| Entries supplied |
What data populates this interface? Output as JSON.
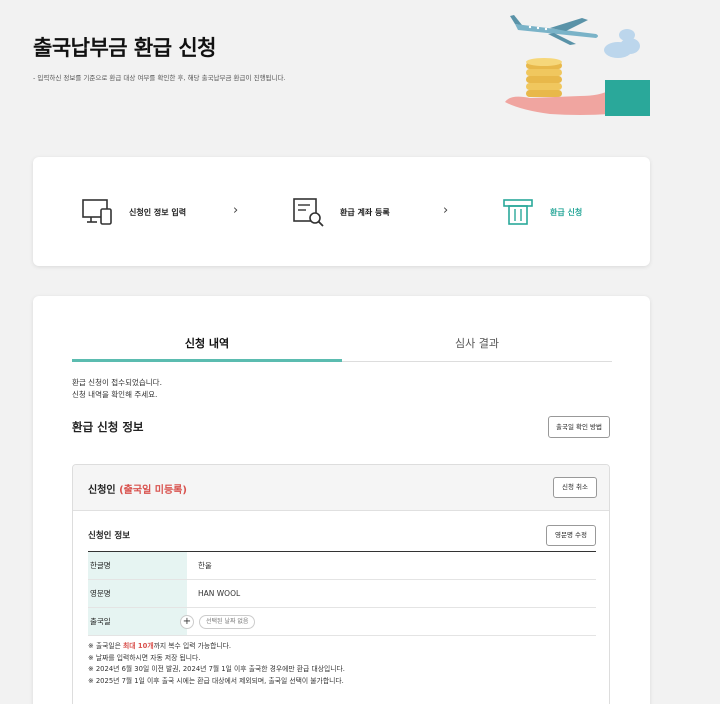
{
  "page": {
    "title": "출국납부금 환급 신청",
    "description": "- 입력하신 정보를 기준으로 환급 대상 여부를 확인한 후, 해당 출국납부금 환급이 진행됩니다."
  },
  "steps": [
    {
      "label": "신청인 정보 입력",
      "icon": "computer-devices-icon"
    },
    {
      "label": "환급 계좌 등록",
      "icon": "document-search-icon"
    },
    {
      "label": "환급 신청",
      "icon": "atm-icon"
    }
  ],
  "step_arrow": "›",
  "colors": {
    "accent": "#2aa89a",
    "tab_underline": "#5bbcb0",
    "alert": "#d9534f",
    "table_header_bg": "#e6f4f2"
  },
  "tabs": [
    {
      "label": "신청 내역",
      "active": true
    },
    {
      "label": "심사 결과",
      "active": false
    }
  ],
  "notice": {
    "line1": "환급 신청이 접수되었습니다.",
    "line2": "신청 내역을 확인해 주세요."
  },
  "section": {
    "title": "환급 신청 정보",
    "check_button": "출국일 확인 방법"
  },
  "applicant": {
    "label": "신청인",
    "status": "(출국일 미등록)",
    "cancel_button": "신청 취소",
    "info_title": "신청인 정보",
    "edit_button": "영문명 수정",
    "rows": {
      "korean_name_label": "한글명",
      "korean_name_value": "한울",
      "english_name_label": "영문명",
      "english_name_value": "HAN WOOL",
      "departure_label": "출국일",
      "departure_value": "선택된 날짜 없음",
      "add_symbol": "+"
    }
  },
  "notes": {
    "n1_prefix": "※ 출국일은 ",
    "n1_highlight": "최대 10개",
    "n1_suffix": "까지 복수 입력 가능합니다.",
    "n2": "※ 날짜를 입력하시면 자동 저장 됩니다.",
    "n3": "※ 2024년 6월 30일 이전 발권, 2024년 7월 1일 이후 출국한 경우에만 환급 대상입니다.",
    "n4": "※ 2025년 7월 1일 이후 출국 시에는 환급 대상에서 제외되며, 출국일 선택이 불가합니다."
  }
}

| Brief |
Go through the material and select each line with the string "icon" in it.

| Output of the exercise |
      "icon": "computer-devices-icon"
      "icon": "document-search-icon"
      "icon": "atm-icon"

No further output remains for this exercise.